Request:
Please restate the following records word for word.

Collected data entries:
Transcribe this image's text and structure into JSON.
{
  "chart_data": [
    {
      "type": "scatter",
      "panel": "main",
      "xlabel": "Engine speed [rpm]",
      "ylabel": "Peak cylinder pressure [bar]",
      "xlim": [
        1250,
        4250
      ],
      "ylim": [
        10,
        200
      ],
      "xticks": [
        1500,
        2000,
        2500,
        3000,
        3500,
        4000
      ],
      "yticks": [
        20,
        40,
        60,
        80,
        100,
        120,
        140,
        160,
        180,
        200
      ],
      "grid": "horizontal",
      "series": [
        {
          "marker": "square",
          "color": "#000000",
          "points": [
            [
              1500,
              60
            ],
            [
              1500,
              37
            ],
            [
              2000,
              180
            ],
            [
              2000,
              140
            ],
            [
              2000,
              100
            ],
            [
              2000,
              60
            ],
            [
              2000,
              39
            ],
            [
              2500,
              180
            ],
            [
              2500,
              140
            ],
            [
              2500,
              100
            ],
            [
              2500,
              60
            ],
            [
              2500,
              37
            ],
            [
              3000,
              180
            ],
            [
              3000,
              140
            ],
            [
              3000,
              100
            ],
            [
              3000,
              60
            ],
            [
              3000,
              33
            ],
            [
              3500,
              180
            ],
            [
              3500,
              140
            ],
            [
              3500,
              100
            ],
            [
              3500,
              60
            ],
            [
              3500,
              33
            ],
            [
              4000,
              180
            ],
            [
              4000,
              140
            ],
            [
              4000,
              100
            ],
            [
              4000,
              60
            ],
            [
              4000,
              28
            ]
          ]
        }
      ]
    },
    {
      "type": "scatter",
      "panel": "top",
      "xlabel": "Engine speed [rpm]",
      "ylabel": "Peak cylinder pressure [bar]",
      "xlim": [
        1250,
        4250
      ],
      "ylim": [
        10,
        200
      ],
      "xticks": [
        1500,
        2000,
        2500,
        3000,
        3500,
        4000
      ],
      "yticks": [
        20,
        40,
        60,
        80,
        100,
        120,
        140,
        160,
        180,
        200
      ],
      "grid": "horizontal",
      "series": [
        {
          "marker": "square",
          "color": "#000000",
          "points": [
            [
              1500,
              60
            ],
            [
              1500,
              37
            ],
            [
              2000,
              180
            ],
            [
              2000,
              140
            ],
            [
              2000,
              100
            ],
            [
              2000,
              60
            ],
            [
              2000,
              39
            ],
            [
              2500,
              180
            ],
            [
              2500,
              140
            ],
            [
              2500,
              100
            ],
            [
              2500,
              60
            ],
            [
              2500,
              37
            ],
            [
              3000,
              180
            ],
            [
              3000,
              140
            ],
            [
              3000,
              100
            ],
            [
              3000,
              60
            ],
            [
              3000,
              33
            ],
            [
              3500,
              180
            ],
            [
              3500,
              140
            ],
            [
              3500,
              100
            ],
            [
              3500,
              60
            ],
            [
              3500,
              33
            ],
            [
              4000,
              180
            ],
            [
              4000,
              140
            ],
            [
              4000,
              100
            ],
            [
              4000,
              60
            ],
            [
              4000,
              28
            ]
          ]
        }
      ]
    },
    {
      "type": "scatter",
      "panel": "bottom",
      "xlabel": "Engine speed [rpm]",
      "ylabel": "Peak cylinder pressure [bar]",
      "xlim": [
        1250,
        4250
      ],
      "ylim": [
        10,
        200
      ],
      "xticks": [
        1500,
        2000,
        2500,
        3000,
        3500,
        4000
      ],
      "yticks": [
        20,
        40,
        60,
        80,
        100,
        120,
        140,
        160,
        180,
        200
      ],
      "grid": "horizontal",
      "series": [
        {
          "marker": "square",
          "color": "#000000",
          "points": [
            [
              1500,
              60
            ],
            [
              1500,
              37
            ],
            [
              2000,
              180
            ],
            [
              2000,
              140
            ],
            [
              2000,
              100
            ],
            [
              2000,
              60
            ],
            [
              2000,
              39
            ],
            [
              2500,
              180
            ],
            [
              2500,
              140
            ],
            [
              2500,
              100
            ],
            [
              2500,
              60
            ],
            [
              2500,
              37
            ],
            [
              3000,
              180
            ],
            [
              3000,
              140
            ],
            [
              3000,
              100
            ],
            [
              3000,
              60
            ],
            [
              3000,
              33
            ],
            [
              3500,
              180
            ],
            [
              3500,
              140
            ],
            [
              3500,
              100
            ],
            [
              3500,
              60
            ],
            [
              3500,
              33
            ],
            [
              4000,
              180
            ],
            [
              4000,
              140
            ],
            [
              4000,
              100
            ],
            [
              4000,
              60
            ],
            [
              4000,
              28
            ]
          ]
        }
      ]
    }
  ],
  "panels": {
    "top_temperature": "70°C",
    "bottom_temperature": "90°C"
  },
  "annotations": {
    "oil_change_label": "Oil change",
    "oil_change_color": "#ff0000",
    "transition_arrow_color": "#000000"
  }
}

Completed exercise:
Transcribe this image's text and structure into JSON.
{
  "chart_data": [
    {
      "type": "scatter",
      "panel": "main",
      "xlabel": "Engine speed [rpm]",
      "ylabel": "Peak cylinder pressure [bar]",
      "xlim": [
        1250,
        4250
      ],
      "ylim": [
        10,
        200
      ],
      "xticks": [
        1500,
        2000,
        2500,
        3000,
        3500,
        4000
      ],
      "yticks": [
        20,
        40,
        60,
        80,
        100,
        120,
        140,
        160,
        180,
        200
      ],
      "grid": "horizontal",
      "series": [
        {
          "marker": "square",
          "color": "#000000",
          "points": [
            [
              1500,
              60
            ],
            [
              1500,
              37
            ],
            [
              2000,
              180
            ],
            [
              2000,
              140
            ],
            [
              2000,
              100
            ],
            [
              2000,
              60
            ],
            [
              2000,
              39
            ],
            [
              2500,
              180
            ],
            [
              2500,
              140
            ],
            [
              2500,
              100
            ],
            [
              2500,
              60
            ],
            [
              2500,
              37
            ],
            [
              3000,
              180
            ],
            [
              3000,
              140
            ],
            [
              3000,
              100
            ],
            [
              3000,
              60
            ],
            [
              3000,
              33
            ],
            [
              3500,
              180
            ],
            [
              3500,
              140
            ],
            [
              3500,
              100
            ],
            [
              3500,
              60
            ],
            [
              3500,
              33
            ],
            [
              4000,
              180
            ],
            [
              4000,
              140
            ],
            [
              4000,
              100
            ],
            [
              4000,
              60
            ],
            [
              4000,
              28
            ]
          ]
        }
      ]
    },
    {
      "type": "scatter",
      "panel": "top",
      "xlabel": "Engine speed [rpm]",
      "ylabel": "Peak cylinder pressure [bar]",
      "xlim": [
        1250,
        4250
      ],
      "ylim": [
        10,
        200
      ],
      "xticks": [
        1500,
        2000,
        2500,
        3000,
        3500,
        4000
      ],
      "yticks": [
        20,
        40,
        60,
        80,
        100,
        120,
        140,
        160,
        180,
        200
      ],
      "grid": "horizontal",
      "series": [
        {
          "marker": "square",
          "color": "#000000",
          "points": [
            [
              1500,
              60
            ],
            [
              1500,
              37
            ],
            [
              2000,
              180
            ],
            [
              2000,
              140
            ],
            [
              2000,
              100
            ],
            [
              2000,
              60
            ],
            [
              2000,
              39
            ],
            [
              2500,
              180
            ],
            [
              2500,
              140
            ],
            [
              2500,
              100
            ],
            [
              2500,
              60
            ],
            [
              2500,
              37
            ],
            [
              3000,
              180
            ],
            [
              3000,
              140
            ],
            [
              3000,
              100
            ],
            [
              3000,
              60
            ],
            [
              3000,
              33
            ],
            [
              3500,
              180
            ],
            [
              3500,
              140
            ],
            [
              3500,
              100
            ],
            [
              3500,
              60
            ],
            [
              3500,
              33
            ],
            [
              4000,
              180
            ],
            [
              4000,
              140
            ],
            [
              4000,
              100
            ],
            [
              4000,
              60
            ],
            [
              4000,
              28
            ]
          ]
        }
      ]
    },
    {
      "type": "scatter",
      "panel": "bottom",
      "xlabel": "Engine speed [rpm]",
      "ylabel": "Peak cylinder pressure [bar]",
      "xlim": [
        1250,
        4250
      ],
      "ylim": [
        10,
        200
      ],
      "xticks": [
        1500,
        2000,
        2500,
        3000,
        3500,
        4000
      ],
      "yticks": [
        20,
        40,
        60,
        80,
        100,
        120,
        140,
        160,
        180,
        200
      ],
      "grid": "horizontal",
      "series": [
        {
          "marker": "square",
          "color": "#000000",
          "points": [
            [
              1500,
              60
            ],
            [
              1500,
              37
            ],
            [
              2000,
              180
            ],
            [
              2000,
              140
            ],
            [
              2000,
              100
            ],
            [
              2000,
              60
            ],
            [
              2000,
              39
            ],
            [
              2500,
              180
            ],
            [
              2500,
              140
            ],
            [
              2500,
              100
            ],
            [
              2500,
              60
            ],
            [
              2500,
              37
            ],
            [
              3000,
              180
            ],
            [
              3000,
              140
            ],
            [
              3000,
              100
            ],
            [
              3000,
              60
            ],
            [
              3000,
              33
            ],
            [
              3500,
              180
            ],
            [
              3500,
              140
            ],
            [
              3500,
              100
            ],
            [
              3500,
              60
            ],
            [
              3500,
              33
            ],
            [
              4000,
              180
            ],
            [
              4000,
              140
            ],
            [
              4000,
              100
            ],
            [
              4000,
              60
            ],
            [
              4000,
              28
            ]
          ]
        }
      ]
    }
  ],
  "panels": {
    "top_temperature": "70°C",
    "bottom_temperature": "90°C"
  },
  "annotations": {
    "oil_change_label": "Oil change",
    "oil_change_color": "#ff0000",
    "transition_arrow_color": "#000000"
  }
}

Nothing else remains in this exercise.